MATERIAL FOR THIS TASK
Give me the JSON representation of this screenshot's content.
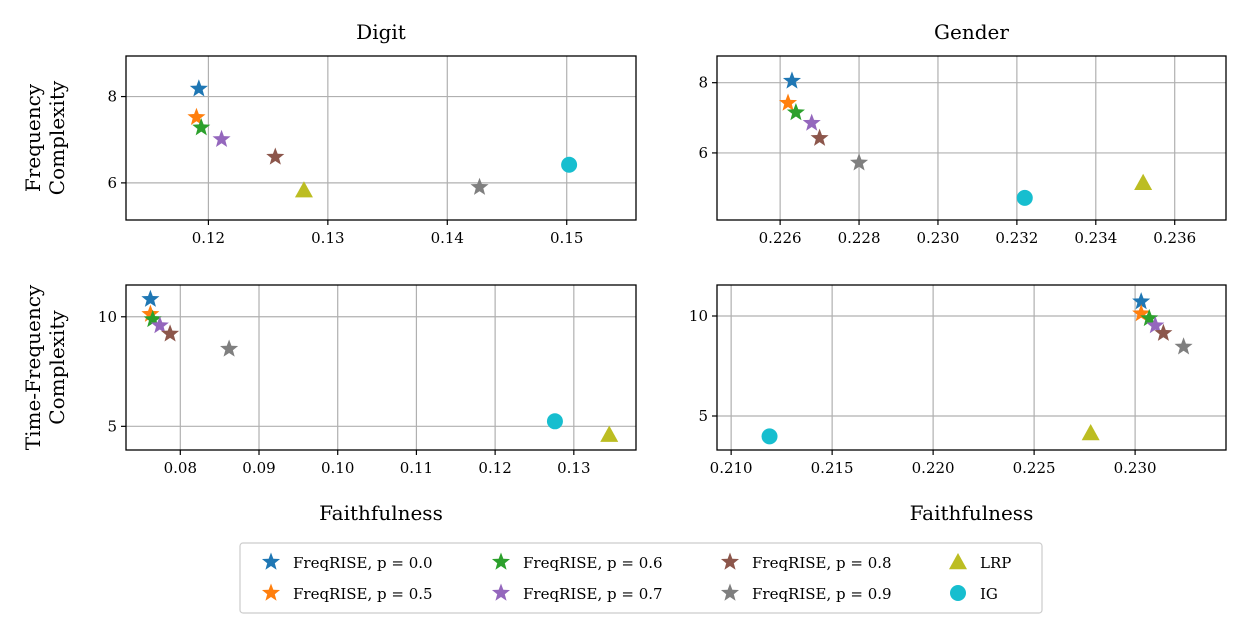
{
  "colors": {
    "p00": "#1f77b4",
    "p05": "#ff7f0e",
    "p06": "#2ca02c",
    "p07": "#9467bd",
    "p08": "#8c564b",
    "p09": "#7f7f7f",
    "lrp": "#bcbd22",
    "ig": "#17becf",
    "grid": "#b0b0b0"
  },
  "legend": {
    "items": [
      {
        "key": "p00",
        "label": "FreqRISE, p = 0.0",
        "marker": "star"
      },
      {
        "key": "p05",
        "label": "FreqRISE, p = 0.5",
        "marker": "star"
      },
      {
        "key": "p06",
        "label": "FreqRISE, p = 0.6",
        "marker": "star"
      },
      {
        "key": "p07",
        "label": "FreqRISE, p = 0.7",
        "marker": "star"
      },
      {
        "key": "p08",
        "label": "FreqRISE, p = 0.8",
        "marker": "star"
      },
      {
        "key": "p09",
        "label": "FreqRISE, p = 0.9",
        "marker": "star"
      },
      {
        "key": "lrp",
        "label": "LRP",
        "marker": "triangle"
      },
      {
        "key": "ig",
        "label": "IG",
        "marker": "circle"
      }
    ]
  },
  "chart_data": [
    {
      "type": "scatter",
      "title": "Digit",
      "xlabel": "",
      "ylabel": "Frequency\nComplexity",
      "xlim": [
        0.1131,
        0.1558
      ],
      "ylim": [
        5.14,
        8.94
      ],
      "xticks": [
        0.12,
        0.13,
        0.14,
        0.15
      ],
      "xtick_labels": [
        "0.12",
        "0.13",
        "0.14",
        "0.15"
      ],
      "yticks": [
        6,
        8
      ],
      "ytick_labels": [
        "6",
        "8"
      ],
      "grid": true,
      "points": [
        {
          "series": "p00",
          "x": 0.1192,
          "y": 8.18
        },
        {
          "series": "p05",
          "x": 0.119,
          "y": 7.52
        },
        {
          "series": "p06",
          "x": 0.1194,
          "y": 7.28
        },
        {
          "series": "p07",
          "x": 0.1211,
          "y": 7.01
        },
        {
          "series": "p08",
          "x": 0.1256,
          "y": 6.6
        },
        {
          "series": "p09",
          "x": 0.1427,
          "y": 5.9
        },
        {
          "series": "lrp",
          "x": 0.128,
          "y": 5.83
        },
        {
          "series": "ig",
          "x": 0.1502,
          "y": 6.42
        }
      ]
    },
    {
      "type": "scatter",
      "title": "Gender",
      "xlabel": "",
      "ylabel": "",
      "xlim": [
        0.2244,
        0.2373
      ],
      "ylim": [
        4.09,
        8.76
      ],
      "xticks": [
        0.226,
        0.228,
        0.23,
        0.232,
        0.234,
        0.236
      ],
      "xtick_labels": [
        "0.226",
        "0.228",
        "0.230",
        "0.232",
        "0.234",
        "0.236"
      ],
      "yticks": [
        6,
        8
      ],
      "ytick_labels": [
        "6",
        "8"
      ],
      "grid": true,
      "points": [
        {
          "series": "p00",
          "x": 0.2263,
          "y": 8.05
        },
        {
          "series": "p05",
          "x": 0.2262,
          "y": 7.42
        },
        {
          "series": "p06",
          "x": 0.2264,
          "y": 7.15
        },
        {
          "series": "p07",
          "x": 0.2268,
          "y": 6.85
        },
        {
          "series": "p08",
          "x": 0.227,
          "y": 6.42
        },
        {
          "series": "p09",
          "x": 0.228,
          "y": 5.72
        },
        {
          "series": "lrp",
          "x": 0.2352,
          "y": 5.15
        },
        {
          "series": "ig",
          "x": 0.2322,
          "y": 4.72
        }
      ]
    },
    {
      "type": "scatter",
      "title": "",
      "xlabel": "Faithfulness",
      "ylabel": "Time-Frequency\nComplexity",
      "xlim": [
        0.0731,
        0.1379
      ],
      "ylim": [
        3.92,
        11.45
      ],
      "xticks": [
        0.08,
        0.09,
        0.1,
        0.11,
        0.12,
        0.13
      ],
      "xtick_labels": [
        "0.08",
        "0.09",
        "0.10",
        "0.11",
        "0.12",
        "0.13"
      ],
      "yticks": [
        5,
        10
      ],
      "ytick_labels": [
        "5",
        "10"
      ],
      "grid": true,
      "points": [
        {
          "series": "p00",
          "x": 0.0762,
          "y": 10.8
        },
        {
          "series": "p05",
          "x": 0.0762,
          "y": 10.12
        },
        {
          "series": "p06",
          "x": 0.0765,
          "y": 9.88
        },
        {
          "series": "p07",
          "x": 0.0774,
          "y": 9.6
        },
        {
          "series": "p08",
          "x": 0.0787,
          "y": 9.22
        },
        {
          "series": "p09",
          "x": 0.0862,
          "y": 8.53
        },
        {
          "series": "lrp",
          "x": 0.1345,
          "y": 4.62
        },
        {
          "series": "ig",
          "x": 0.1276,
          "y": 5.23
        }
      ]
    },
    {
      "type": "scatter",
      "title": "",
      "xlabel": "Faithfulness",
      "ylabel": "",
      "xlim": [
        0.2093,
        0.2345
      ],
      "ylim": [
        3.3,
        11.55
      ],
      "xticks": [
        0.21,
        0.215,
        0.22,
        0.225,
        0.23
      ],
      "xtick_labels": [
        "0.210",
        "0.215",
        "0.220",
        "0.225",
        "0.230"
      ],
      "yticks": [
        5,
        10
      ],
      "ytick_labels": [
        "5",
        "10"
      ],
      "grid": true,
      "points": [
        {
          "series": "p00",
          "x": 0.2303,
          "y": 10.72
        },
        {
          "series": "p05",
          "x": 0.2303,
          "y": 10.12
        },
        {
          "series": "p06",
          "x": 0.2307,
          "y": 9.88
        },
        {
          "series": "p07",
          "x": 0.231,
          "y": 9.52
        },
        {
          "series": "p08",
          "x": 0.2314,
          "y": 9.14
        },
        {
          "series": "p09",
          "x": 0.2324,
          "y": 8.46
        },
        {
          "series": "lrp",
          "x": 0.2278,
          "y": 4.15
        },
        {
          "series": "ig",
          "x": 0.2119,
          "y": 3.98
        }
      ]
    }
  ]
}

WHAT IS EXPECTED
From the data above, gather every line that includes the word "nComplexity".

TASK RESULT
      "ylabel": "Frequency\nComplexity",
      "ylabel": "Time-Frequency\nComplexity",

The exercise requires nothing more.